--- Start of Provided information ---

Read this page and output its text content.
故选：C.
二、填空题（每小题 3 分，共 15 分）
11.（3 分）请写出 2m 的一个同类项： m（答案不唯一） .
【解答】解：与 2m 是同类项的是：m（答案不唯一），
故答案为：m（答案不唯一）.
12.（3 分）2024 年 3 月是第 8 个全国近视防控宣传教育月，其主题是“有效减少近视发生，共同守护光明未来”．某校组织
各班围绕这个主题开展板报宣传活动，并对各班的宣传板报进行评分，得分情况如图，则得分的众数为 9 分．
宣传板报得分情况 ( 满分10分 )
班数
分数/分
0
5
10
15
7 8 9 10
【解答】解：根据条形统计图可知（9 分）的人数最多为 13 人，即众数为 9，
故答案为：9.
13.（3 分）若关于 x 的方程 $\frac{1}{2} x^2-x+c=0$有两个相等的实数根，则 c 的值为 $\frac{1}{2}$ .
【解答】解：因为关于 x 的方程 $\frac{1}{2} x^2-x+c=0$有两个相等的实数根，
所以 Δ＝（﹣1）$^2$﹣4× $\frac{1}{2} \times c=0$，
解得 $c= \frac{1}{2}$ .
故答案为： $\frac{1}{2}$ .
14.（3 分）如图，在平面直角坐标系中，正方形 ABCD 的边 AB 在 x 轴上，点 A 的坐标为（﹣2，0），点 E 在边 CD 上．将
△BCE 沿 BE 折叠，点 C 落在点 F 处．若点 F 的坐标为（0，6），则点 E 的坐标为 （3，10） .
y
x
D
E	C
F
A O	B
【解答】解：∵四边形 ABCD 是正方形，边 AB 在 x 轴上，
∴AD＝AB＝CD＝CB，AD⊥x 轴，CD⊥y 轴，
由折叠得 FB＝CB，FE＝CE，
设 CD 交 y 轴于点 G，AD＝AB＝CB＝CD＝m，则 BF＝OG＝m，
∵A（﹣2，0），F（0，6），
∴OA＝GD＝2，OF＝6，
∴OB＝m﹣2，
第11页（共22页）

--- End of Provided information ---

_Task brief_: Return all lines containing the word "的坐标为".

_Worked solution_:
14.（3 分）如图，在平面直角坐标系中，正方形 ABCD 的边 AB 在 x 轴上，点 A 的坐标为（﹣2，0），点 E 在边 CD 上．将
△BCE 沿 BE 折叠，点 C 落在点 F 处．若点 F 的坐标为（0，6），则点 E 的坐标为 （3，10） .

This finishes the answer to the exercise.